**Working data**
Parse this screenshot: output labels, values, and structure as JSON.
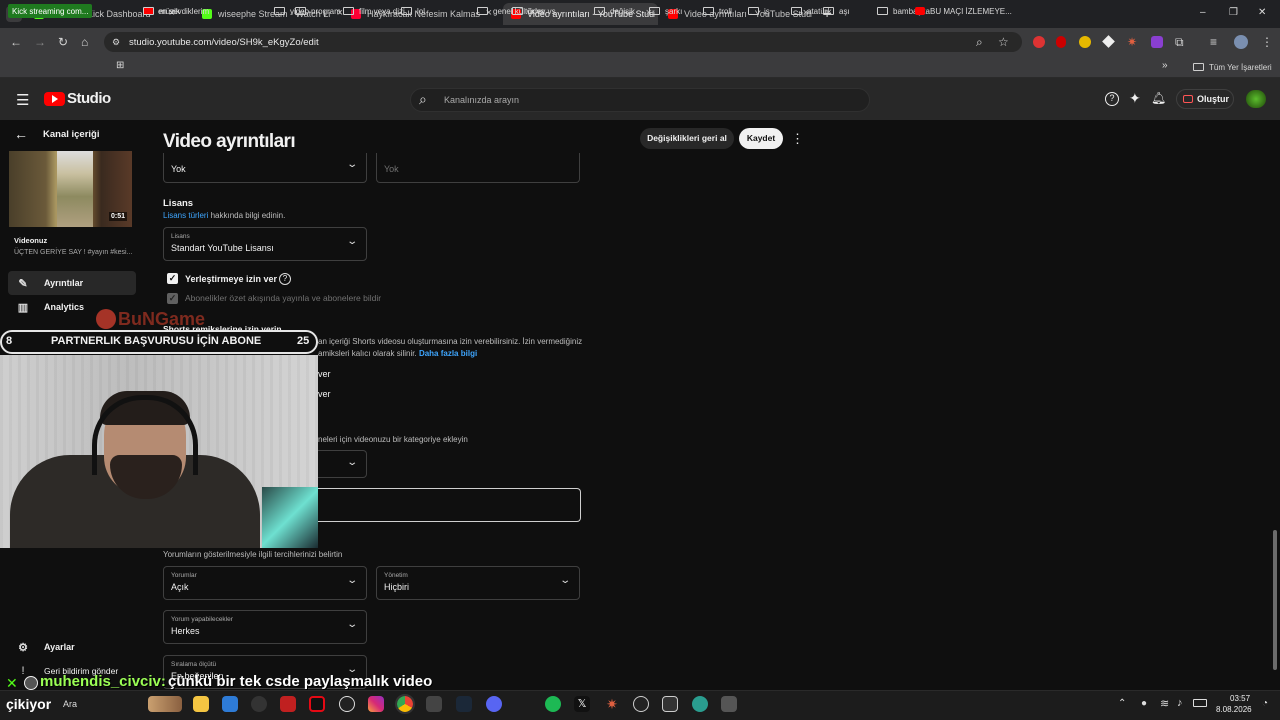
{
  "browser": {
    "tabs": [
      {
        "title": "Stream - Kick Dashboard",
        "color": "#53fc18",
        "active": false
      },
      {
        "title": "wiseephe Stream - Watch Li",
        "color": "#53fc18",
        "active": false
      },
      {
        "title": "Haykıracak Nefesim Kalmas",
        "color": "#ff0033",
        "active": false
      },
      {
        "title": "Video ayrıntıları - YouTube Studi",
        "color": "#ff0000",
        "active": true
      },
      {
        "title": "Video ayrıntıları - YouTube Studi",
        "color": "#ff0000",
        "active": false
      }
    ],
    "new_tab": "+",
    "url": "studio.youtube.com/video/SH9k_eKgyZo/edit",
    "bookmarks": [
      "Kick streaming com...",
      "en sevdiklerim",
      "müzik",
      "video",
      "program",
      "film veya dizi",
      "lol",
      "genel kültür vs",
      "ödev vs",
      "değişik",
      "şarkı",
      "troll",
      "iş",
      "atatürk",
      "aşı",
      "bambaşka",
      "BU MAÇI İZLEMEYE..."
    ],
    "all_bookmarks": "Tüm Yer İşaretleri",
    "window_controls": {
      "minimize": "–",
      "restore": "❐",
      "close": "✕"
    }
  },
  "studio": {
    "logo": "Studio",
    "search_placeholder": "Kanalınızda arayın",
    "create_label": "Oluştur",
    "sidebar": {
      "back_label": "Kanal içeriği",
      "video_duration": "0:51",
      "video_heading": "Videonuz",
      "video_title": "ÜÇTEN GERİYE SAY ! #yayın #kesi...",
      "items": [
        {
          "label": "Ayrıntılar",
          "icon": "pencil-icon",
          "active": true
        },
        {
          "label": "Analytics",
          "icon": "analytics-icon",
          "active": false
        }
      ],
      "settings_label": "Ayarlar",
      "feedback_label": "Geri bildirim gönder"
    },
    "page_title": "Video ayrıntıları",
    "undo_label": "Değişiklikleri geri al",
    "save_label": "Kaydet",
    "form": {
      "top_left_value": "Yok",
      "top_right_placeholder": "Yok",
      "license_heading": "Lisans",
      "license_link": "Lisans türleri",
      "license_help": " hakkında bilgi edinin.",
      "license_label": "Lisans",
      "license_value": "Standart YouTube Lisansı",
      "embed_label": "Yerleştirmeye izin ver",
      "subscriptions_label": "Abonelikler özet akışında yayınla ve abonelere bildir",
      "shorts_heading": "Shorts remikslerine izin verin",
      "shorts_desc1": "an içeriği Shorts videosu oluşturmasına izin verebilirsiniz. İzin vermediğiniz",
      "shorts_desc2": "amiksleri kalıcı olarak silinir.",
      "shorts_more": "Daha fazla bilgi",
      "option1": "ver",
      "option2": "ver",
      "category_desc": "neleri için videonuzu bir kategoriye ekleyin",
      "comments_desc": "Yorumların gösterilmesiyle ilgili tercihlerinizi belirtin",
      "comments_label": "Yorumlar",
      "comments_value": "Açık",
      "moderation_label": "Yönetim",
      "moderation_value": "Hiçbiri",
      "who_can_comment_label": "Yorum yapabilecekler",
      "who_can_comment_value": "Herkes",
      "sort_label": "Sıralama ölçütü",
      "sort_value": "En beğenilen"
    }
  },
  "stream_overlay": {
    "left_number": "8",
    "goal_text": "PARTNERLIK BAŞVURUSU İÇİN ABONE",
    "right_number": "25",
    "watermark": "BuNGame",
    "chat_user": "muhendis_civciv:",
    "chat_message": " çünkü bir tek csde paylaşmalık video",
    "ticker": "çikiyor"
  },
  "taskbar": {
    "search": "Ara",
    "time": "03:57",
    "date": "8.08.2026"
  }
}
==
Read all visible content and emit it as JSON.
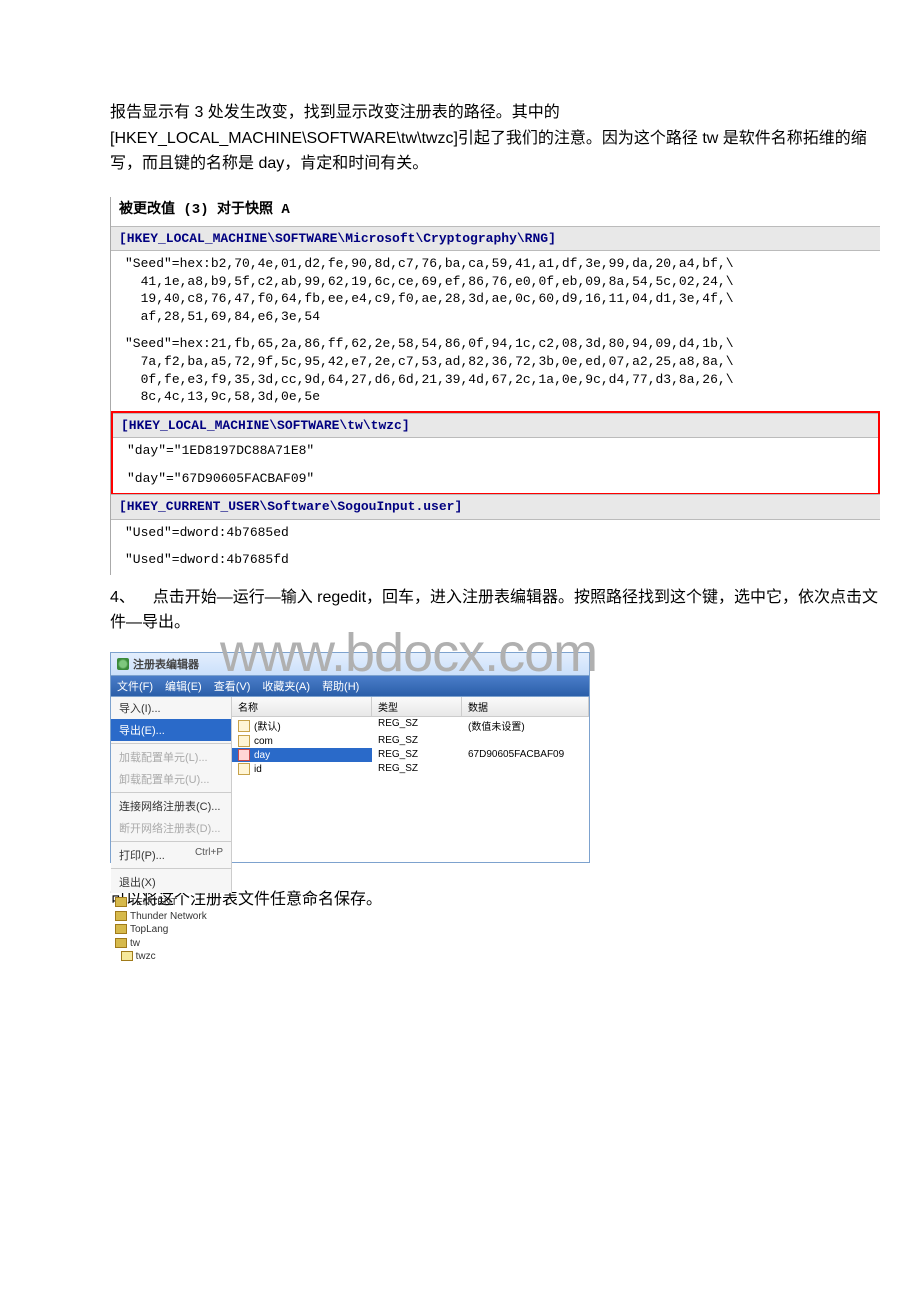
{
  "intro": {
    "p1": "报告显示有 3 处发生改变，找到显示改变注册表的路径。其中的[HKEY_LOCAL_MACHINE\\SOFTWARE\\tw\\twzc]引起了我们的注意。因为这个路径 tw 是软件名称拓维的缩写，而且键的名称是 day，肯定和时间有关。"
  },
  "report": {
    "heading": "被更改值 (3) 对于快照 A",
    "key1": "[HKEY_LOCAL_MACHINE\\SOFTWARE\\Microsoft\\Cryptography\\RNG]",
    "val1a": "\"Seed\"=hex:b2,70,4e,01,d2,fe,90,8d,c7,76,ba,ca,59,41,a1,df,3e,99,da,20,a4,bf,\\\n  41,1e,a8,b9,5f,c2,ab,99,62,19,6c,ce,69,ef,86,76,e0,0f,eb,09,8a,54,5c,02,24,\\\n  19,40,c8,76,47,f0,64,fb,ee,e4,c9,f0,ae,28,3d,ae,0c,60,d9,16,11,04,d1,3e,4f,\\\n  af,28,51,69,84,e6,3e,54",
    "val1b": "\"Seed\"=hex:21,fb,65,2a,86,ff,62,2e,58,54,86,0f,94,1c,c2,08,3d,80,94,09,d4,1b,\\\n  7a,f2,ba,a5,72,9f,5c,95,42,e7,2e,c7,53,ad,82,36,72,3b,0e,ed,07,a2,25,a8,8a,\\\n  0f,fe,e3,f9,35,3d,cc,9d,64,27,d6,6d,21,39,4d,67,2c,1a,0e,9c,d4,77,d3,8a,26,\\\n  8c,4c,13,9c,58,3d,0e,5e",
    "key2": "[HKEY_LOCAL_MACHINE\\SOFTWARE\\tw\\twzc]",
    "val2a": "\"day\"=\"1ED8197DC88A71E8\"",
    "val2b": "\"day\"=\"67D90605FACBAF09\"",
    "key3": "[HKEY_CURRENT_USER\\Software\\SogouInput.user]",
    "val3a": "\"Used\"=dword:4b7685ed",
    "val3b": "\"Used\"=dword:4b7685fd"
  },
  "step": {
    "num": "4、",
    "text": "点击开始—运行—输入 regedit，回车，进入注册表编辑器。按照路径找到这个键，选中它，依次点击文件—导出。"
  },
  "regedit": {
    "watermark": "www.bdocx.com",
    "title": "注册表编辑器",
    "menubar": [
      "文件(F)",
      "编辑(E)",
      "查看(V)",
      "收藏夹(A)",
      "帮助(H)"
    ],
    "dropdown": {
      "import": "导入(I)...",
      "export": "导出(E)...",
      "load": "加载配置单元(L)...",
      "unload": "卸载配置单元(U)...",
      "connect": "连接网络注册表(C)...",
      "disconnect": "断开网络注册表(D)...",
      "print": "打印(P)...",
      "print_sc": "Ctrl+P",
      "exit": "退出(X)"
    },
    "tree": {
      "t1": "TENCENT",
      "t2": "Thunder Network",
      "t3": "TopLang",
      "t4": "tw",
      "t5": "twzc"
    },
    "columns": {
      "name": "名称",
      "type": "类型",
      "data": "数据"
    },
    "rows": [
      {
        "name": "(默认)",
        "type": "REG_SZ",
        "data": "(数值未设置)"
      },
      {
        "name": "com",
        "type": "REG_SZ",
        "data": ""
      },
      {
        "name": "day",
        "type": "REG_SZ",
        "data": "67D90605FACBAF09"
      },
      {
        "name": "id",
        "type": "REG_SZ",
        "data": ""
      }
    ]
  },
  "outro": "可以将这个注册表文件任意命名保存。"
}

**Exercise prompt**
In the records above, find each line with the word "dword" and copy it.

**Expected answer**
    "val3a": "\"Used\"=dword:4b7685ed",
    "val3b": "\"Used\"=dword:4b7685fd"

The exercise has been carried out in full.